(Records from a dataset)
============================================================
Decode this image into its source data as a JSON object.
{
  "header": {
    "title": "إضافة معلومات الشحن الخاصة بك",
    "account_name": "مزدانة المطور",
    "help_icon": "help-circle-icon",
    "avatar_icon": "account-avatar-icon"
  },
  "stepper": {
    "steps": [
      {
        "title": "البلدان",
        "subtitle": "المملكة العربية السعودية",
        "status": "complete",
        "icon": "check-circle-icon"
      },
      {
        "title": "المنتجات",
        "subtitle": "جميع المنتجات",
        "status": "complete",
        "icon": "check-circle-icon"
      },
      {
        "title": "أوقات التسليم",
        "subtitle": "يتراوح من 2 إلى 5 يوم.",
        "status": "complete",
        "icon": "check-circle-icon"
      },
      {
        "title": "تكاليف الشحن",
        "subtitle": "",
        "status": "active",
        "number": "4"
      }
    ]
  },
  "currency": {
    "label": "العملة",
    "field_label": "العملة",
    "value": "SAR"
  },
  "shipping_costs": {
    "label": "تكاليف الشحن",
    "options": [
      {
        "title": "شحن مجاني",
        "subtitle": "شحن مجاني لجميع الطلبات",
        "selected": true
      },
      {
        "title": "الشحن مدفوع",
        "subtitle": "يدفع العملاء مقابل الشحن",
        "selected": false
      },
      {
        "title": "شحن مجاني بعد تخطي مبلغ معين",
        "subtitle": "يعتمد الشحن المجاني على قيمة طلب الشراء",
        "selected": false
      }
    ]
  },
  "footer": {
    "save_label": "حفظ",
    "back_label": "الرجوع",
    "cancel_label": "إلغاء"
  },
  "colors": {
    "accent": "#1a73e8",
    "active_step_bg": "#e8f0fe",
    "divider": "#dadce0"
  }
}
============================================================
Give back all the records exactly as they stand.

• [Result]
Decode this image into its source data as a JSON object.
{
  "header": {
    "title": "إضافة معلومات الشحن الخاصة بك",
    "account_name": "مزدانة المطور",
    "help_icon": "help-circle-icon",
    "avatar_icon": "account-avatar-icon"
  },
  "stepper": {
    "steps": [
      {
        "title": "البلدان",
        "subtitle": "المملكة العربية السعودية",
        "status": "complete",
        "icon": "check-circle-icon"
      },
      {
        "title": "المنتجات",
        "subtitle": "جميع المنتجات",
        "status": "complete",
        "icon": "check-circle-icon"
      },
      {
        "title": "أوقات التسليم",
        "subtitle": "يتراوح من 2 إلى 5 يوم.",
        "status": "complete",
        "icon": "check-circle-icon"
      },
      {
        "title": "تكاليف الشحن",
        "subtitle": "",
        "status": "active",
        "number": "4"
      }
    ]
  },
  "currency": {
    "label": "العملة",
    "field_label": "العملة",
    "value": "SAR"
  },
  "shipping_costs": {
    "label": "تكاليف الشحن",
    "options": [
      {
        "title": "شحن مجاني",
        "subtitle": "شحن مجاني لجميع الطلبات",
        "selected": true
      },
      {
        "title": "الشحن مدفوع",
        "subtitle": "يدفع العملاء مقابل الشحن",
        "selected": false
      },
      {
        "title": "شحن مجاني بعد تخطي مبلغ معين",
        "subtitle": "يعتمد الشحن المجاني على قيمة طلب الشراء",
        "selected": false
      }
    ]
  },
  "footer": {
    "save_label": "حفظ",
    "back_label": "الرجوع",
    "cancel_label": "إلغاء"
  },
  "colors": {
    "accent": "#1a73e8",
    "active_step_bg": "#e8f0fe",
    "divider": "#dadce0"
  }
}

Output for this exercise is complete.